## OBJECTIVE
In the post about the HeritageCrowd site failure, which security advisories does the author say they were not subscribed to?

Problem #2: Computers talk to other computers, and persuade them to do things.

I forget where I read it now (it was probably Stephen Ramsay or Geoffrey Rockwell), but digital humanists need to consider artificial intelligence. We do a humanities not just of other humans, but of humans’ creations that engage in their own goal-directed behaviours. As some one who has built a number of agent based models and simulations, I suppose I shouldn’t have forgotten this. But on the internet, there is a whole netherworld of computers corrupting and enslaving each other, for all sorts of purposes.

HeritageCrowd was destroyed so that one computer could persuade another computer to send spam to gullible humans with erectile dsyfunction.

It seems that Ushahidi was vulnerable to ‘Cross-site Request Forgery‘ and ‘Cross-site Scripting‘ attacks. I think what happened to HeritageCrowd was an instance of persistent XSS:

The persistent (or stored) XSS vulnerability is a more devastating variant of a cross-site scripting flaw: it occurs when the data provided by the attacker is saved by the server, and then permanently displayed on “normal” pages returned to other users in the course of regular browsing, without proper HTML escaping.

When I examine every php file on the site, there are all sorts of injected base64 code. So this is what killed my site. Once my site started flooding spam all over the place, the internet’s immune systems (my host’s own, and others), shut it all down. Now, I could just clean everything out, and reinstall, but the more devastating issue: it appears my sql database is gone. Destroyed. Erased. No longer present. I’ve asked my host to help confirm that, because at this point, I’m way out of my league. Hey all you lone digital humanists: how often does your computing services department help you out in this regard? Find someone at your institution who can handle this kind of thing. We can’t wear every hat. I’ve been a one-man band for so long, I’m a bit like the guy in Shawshank Redemption who asks his boss at the supermarket for permission to go to the bathroom. Old habits are hard to break.

Problem #3: Security Warnings

There are many Ushahidi installations all over the world, and they deal with some pretty sensitive stuff. Security is therefore something Ushahidi takes seriously. I should’ve too. I was not subscribed to the Ushahidi Security Advisories. The hardest pill to swallow is when you know it’s your own damned fault. The warning was there; heed the warnings! Schedule time into every week to keep on top of security. If you’ve got a team, task someone to look after this. I have lots of excuses – it was end of term, things were due, meetings to be held, grades to get in – but it was my responsibility. And I dropped the ball.

## DATASET ROWS
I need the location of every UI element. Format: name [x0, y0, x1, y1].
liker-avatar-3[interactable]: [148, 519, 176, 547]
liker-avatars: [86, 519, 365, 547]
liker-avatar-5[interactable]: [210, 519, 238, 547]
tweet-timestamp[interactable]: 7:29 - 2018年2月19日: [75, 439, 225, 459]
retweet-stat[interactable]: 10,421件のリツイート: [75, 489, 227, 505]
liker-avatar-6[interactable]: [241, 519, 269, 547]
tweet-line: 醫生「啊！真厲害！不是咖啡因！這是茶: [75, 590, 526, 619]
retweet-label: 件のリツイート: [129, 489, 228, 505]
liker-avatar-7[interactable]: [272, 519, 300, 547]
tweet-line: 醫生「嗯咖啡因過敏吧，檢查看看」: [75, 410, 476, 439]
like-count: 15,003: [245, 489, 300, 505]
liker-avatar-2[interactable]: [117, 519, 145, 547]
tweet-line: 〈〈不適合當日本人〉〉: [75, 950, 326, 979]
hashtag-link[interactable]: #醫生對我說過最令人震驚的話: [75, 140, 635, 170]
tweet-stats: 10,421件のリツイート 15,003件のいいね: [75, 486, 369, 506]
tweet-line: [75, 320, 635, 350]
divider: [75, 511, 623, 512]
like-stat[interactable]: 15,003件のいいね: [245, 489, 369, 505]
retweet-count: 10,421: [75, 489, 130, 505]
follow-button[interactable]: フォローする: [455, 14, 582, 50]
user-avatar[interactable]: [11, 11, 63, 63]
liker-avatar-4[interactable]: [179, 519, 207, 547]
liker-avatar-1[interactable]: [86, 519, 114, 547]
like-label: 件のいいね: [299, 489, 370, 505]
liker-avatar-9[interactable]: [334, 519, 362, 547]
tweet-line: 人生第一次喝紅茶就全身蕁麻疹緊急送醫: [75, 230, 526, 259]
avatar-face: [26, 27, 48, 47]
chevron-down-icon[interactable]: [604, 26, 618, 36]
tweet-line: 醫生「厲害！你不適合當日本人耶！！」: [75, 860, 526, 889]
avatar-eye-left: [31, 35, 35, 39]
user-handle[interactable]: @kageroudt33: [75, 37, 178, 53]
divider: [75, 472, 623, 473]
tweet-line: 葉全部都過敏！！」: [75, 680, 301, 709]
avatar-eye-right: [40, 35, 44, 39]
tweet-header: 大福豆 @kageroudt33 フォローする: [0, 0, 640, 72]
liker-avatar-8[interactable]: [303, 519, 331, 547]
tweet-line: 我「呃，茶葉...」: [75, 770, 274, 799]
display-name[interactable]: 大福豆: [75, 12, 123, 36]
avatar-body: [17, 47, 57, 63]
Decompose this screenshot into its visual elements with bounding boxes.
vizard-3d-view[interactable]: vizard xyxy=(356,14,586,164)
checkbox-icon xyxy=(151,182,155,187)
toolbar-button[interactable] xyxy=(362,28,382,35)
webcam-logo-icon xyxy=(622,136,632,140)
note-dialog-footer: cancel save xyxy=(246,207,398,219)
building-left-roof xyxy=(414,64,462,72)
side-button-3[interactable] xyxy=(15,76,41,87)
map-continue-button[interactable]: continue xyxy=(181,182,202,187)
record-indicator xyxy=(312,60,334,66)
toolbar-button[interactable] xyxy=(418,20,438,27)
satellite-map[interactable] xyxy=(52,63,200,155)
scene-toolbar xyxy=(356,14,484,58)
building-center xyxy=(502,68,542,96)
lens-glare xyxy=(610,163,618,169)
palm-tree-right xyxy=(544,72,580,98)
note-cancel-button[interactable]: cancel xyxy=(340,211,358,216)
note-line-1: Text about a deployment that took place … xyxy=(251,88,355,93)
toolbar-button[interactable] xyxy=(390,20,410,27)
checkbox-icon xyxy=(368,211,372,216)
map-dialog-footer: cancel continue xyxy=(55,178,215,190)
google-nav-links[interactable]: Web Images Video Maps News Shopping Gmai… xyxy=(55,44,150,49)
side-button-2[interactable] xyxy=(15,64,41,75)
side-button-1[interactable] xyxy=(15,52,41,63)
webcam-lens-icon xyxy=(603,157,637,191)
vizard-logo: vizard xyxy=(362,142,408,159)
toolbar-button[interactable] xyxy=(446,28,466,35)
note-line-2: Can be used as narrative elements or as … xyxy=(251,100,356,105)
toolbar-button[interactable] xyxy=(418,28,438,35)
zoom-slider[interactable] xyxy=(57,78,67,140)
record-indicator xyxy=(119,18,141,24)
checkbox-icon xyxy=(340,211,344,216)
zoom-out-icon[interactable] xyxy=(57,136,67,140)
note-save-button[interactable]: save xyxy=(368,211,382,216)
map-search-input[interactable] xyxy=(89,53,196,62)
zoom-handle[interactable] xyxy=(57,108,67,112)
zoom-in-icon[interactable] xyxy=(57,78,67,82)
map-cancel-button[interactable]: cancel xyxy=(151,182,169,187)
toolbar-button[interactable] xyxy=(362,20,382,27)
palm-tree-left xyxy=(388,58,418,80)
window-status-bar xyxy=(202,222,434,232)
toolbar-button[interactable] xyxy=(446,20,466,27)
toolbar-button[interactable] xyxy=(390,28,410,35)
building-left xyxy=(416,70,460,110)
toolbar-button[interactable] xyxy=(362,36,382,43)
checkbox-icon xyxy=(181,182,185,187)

## RESULT FOR THIS EXERCISE
The Ushahidi Security Advisories.